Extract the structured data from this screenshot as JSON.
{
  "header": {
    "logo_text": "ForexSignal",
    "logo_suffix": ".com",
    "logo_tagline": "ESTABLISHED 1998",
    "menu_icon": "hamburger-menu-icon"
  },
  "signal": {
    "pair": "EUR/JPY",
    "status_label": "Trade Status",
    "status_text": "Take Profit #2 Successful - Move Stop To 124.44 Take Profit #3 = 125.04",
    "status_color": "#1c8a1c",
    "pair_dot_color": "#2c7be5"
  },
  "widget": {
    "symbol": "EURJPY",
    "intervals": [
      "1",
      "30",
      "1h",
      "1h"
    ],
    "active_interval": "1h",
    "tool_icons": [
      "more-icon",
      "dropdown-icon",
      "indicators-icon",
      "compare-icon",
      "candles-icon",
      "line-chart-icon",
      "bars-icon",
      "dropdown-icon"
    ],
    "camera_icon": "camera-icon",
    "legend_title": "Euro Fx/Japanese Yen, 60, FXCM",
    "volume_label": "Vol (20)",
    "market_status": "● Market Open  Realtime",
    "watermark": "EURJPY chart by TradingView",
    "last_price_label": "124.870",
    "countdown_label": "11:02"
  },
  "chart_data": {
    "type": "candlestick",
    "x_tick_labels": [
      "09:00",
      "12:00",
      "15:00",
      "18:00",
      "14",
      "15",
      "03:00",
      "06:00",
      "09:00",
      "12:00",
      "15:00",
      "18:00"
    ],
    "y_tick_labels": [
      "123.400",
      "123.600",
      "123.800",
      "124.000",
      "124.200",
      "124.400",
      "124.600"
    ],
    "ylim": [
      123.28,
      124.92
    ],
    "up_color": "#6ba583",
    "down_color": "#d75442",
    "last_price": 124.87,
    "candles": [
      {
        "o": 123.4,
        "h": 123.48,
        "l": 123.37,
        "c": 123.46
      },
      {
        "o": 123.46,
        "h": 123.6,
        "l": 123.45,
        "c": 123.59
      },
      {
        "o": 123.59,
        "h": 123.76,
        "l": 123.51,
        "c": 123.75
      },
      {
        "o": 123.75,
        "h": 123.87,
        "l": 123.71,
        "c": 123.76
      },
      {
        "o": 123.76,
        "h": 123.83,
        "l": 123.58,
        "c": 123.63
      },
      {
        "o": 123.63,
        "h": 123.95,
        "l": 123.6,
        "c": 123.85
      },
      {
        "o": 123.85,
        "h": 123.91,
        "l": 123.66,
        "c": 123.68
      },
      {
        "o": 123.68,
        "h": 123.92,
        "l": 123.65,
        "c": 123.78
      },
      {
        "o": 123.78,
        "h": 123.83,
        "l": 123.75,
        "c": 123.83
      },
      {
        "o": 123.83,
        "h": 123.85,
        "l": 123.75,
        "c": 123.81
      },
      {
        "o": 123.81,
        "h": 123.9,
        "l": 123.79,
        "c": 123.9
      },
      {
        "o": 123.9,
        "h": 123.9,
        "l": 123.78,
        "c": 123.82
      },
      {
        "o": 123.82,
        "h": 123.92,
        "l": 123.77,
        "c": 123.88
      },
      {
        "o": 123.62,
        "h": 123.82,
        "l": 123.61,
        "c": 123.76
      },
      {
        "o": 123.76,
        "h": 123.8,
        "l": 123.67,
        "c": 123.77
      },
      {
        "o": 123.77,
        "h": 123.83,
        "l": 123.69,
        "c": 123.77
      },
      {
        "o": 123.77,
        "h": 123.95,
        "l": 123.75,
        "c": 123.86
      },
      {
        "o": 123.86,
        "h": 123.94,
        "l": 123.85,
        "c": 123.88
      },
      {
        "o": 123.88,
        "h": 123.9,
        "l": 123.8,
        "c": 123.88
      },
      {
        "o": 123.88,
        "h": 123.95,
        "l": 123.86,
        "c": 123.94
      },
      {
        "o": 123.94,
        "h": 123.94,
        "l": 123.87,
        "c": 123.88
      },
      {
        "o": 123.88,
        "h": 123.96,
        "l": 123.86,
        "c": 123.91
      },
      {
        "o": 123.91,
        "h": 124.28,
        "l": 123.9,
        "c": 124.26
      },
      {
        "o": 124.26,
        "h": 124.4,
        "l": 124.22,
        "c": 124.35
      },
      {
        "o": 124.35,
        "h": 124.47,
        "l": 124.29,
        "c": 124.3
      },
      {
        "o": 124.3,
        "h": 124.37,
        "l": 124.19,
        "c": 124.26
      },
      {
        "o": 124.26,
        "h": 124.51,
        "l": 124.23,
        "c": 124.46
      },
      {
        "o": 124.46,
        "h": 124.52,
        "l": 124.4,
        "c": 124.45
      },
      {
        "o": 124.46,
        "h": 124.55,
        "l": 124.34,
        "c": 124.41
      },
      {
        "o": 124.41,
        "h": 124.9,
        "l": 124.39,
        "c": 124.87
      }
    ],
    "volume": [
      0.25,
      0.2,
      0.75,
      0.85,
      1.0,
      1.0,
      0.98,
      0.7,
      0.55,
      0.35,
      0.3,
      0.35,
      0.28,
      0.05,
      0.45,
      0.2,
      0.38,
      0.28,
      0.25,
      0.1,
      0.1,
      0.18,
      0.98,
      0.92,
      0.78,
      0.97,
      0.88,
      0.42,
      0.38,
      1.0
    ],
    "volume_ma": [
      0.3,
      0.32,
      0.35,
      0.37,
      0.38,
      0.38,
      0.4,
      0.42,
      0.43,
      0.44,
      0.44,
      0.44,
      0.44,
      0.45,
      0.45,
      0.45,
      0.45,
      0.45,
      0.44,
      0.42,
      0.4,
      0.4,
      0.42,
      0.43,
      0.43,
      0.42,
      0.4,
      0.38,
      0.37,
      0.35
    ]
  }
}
---
Exercise prompt: Repeat the entries above exactly, leaving nothing out.

Reply to the exercise:
Extract the structured data from this screenshot as JSON.
{
  "header": {
    "logo_text": "ForexSignal",
    "logo_suffix": ".com",
    "logo_tagline": "ESTABLISHED 1998",
    "menu_icon": "hamburger-menu-icon"
  },
  "signal": {
    "pair": "EUR/JPY",
    "status_label": "Trade Status",
    "status_text": "Take Profit #2 Successful - Move Stop To 124.44 Take Profit #3 = 125.04",
    "status_color": "#1c8a1c",
    "pair_dot_color": "#2c7be5"
  },
  "widget": {
    "symbol": "EURJPY",
    "intervals": [
      "1",
      "30",
      "1h",
      "1h"
    ],
    "active_interval": "1h",
    "tool_icons": [
      "more-icon",
      "dropdown-icon",
      "indicators-icon",
      "compare-icon",
      "candles-icon",
      "line-chart-icon",
      "bars-icon",
      "dropdown-icon"
    ],
    "camera_icon": "camera-icon",
    "legend_title": "Euro Fx/Japanese Yen, 60, FXCM",
    "volume_label": "Vol (20)",
    "market_status": "● Market Open  Realtime",
    "watermark": "EURJPY chart by TradingView",
    "last_price_label": "124.870",
    "countdown_label": "11:02"
  },
  "chart_data": {
    "type": "candlestick",
    "x_tick_labels": [
      "09:00",
      "12:00",
      "15:00",
      "18:00",
      "14",
      "15",
      "03:00",
      "06:00",
      "09:00",
      "12:00",
      "15:00",
      "18:00"
    ],
    "y_tick_labels": [
      "123.400",
      "123.600",
      "123.800",
      "124.000",
      "124.200",
      "124.400",
      "124.600"
    ],
    "ylim": [
      123.28,
      124.92
    ],
    "up_color": "#6ba583",
    "down_color": "#d75442",
    "last_price": 124.87,
    "candles": [
      {
        "o": 123.4,
        "h": 123.48,
        "l": 123.37,
        "c": 123.46
      },
      {
        "o": 123.46,
        "h": 123.6,
        "l": 123.45,
        "c": 123.59
      },
      {
        "o": 123.59,
        "h": 123.76,
        "l": 123.51,
        "c": 123.75
      },
      {
        "o": 123.75,
        "h": 123.87,
        "l": 123.71,
        "c": 123.76
      },
      {
        "o": 123.76,
        "h": 123.83,
        "l": 123.58,
        "c": 123.63
      },
      {
        "o": 123.63,
        "h": 123.95,
        "l": 123.6,
        "c": 123.85
      },
      {
        "o": 123.85,
        "h": 123.91,
        "l": 123.66,
        "c": 123.68
      },
      {
        "o": 123.68,
        "h": 123.92,
        "l": 123.65,
        "c": 123.78
      },
      {
        "o": 123.78,
        "h": 123.83,
        "l": 123.75,
        "c": 123.83
      },
      {
        "o": 123.83,
        "h": 123.85,
        "l": 123.75,
        "c": 123.81
      },
      {
        "o": 123.81,
        "h": 123.9,
        "l": 123.79,
        "c": 123.9
      },
      {
        "o": 123.9,
        "h": 123.9,
        "l": 123.78,
        "c": 123.82
      },
      {
        "o": 123.82,
        "h": 123.92,
        "l": 123.77,
        "c": 123.88
      },
      {
        "o": 123.62,
        "h": 123.82,
        "l": 123.61,
        "c": 123.76
      },
      {
        "o": 123.76,
        "h": 123.8,
        "l": 123.67,
        "c": 123.77
      },
      {
        "o": 123.77,
        "h": 123.83,
        "l": 123.69,
        "c": 123.77
      },
      {
        "o": 123.77,
        "h": 123.95,
        "l": 123.75,
        "c": 123.86
      },
      {
        "o": 123.86,
        "h": 123.94,
        "l": 123.85,
        "c": 123.88
      },
      {
        "o": 123.88,
        "h": 123.9,
        "l": 123.8,
        "c": 123.88
      },
      {
        "o": 123.88,
        "h": 123.95,
        "l": 123.86,
        "c": 123.94
      },
      {
        "o": 123.94,
        "h": 123.94,
        "l": 123.87,
        "c": 123.88
      },
      {
        "o": 123.88,
        "h": 123.96,
        "l": 123.86,
        "c": 123.91
      },
      {
        "o": 123.91,
        "h": 124.28,
        "l": 123.9,
        "c": 124.26
      },
      {
        "o": 124.26,
        "h": 124.4,
        "l": 124.22,
        "c": 124.35
      },
      {
        "o": 124.35,
        "h": 124.47,
        "l": 124.29,
        "c": 124.3
      },
      {
        "o": 124.3,
        "h": 124.37,
        "l": 124.19,
        "c": 124.26
      },
      {
        "o": 124.26,
        "h": 124.51,
        "l": 124.23,
        "c": 124.46
      },
      {
        "o": 124.46,
        "h": 124.52,
        "l": 124.4,
        "c": 124.45
      },
      {
        "o": 124.46,
        "h": 124.55,
        "l": 124.34,
        "c": 124.41
      },
      {
        "o": 124.41,
        "h": 124.9,
        "l": 124.39,
        "c": 124.87
      }
    ],
    "volume": [
      0.25,
      0.2,
      0.75,
      0.85,
      1.0,
      1.0,
      0.98,
      0.7,
      0.55,
      0.35,
      0.3,
      0.35,
      0.28,
      0.05,
      0.45,
      0.2,
      0.38,
      0.28,
      0.25,
      0.1,
      0.1,
      0.18,
      0.98,
      0.92,
      0.78,
      0.97,
      0.88,
      0.42,
      0.38,
      1.0
    ],
    "volume_ma": [
      0.3,
      0.32,
      0.35,
      0.37,
      0.38,
      0.38,
      0.4,
      0.42,
      0.43,
      0.44,
      0.44,
      0.44,
      0.44,
      0.45,
      0.45,
      0.45,
      0.45,
      0.45,
      0.44,
      0.42,
      0.4,
      0.4,
      0.42,
      0.43,
      0.43,
      0.42,
      0.4,
      0.38,
      0.37,
      0.35
    ]
  }
}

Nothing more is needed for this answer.